Stored data:

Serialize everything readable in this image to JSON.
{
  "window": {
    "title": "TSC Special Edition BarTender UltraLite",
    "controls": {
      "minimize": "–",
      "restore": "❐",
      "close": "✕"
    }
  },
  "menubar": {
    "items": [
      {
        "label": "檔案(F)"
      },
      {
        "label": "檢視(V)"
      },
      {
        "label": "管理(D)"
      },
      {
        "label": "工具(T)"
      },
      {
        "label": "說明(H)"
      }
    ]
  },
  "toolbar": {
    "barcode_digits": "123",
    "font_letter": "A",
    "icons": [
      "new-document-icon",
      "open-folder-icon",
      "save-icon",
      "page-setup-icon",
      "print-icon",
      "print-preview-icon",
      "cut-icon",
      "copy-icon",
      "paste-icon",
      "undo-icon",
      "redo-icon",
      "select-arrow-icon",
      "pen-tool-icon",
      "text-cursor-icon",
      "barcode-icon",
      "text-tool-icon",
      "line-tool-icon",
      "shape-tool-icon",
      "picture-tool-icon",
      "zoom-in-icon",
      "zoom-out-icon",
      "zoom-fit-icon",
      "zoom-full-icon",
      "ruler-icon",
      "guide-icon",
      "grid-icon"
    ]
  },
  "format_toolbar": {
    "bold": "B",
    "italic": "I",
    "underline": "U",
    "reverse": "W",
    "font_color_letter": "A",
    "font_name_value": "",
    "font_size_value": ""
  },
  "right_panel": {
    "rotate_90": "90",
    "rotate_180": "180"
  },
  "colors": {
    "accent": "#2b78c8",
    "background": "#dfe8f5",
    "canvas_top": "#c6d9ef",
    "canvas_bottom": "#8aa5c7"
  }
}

• [Problem statement]: How many lines of the entries above hold the string "label"? Reply with the number alone.

• [Output for this task]: 5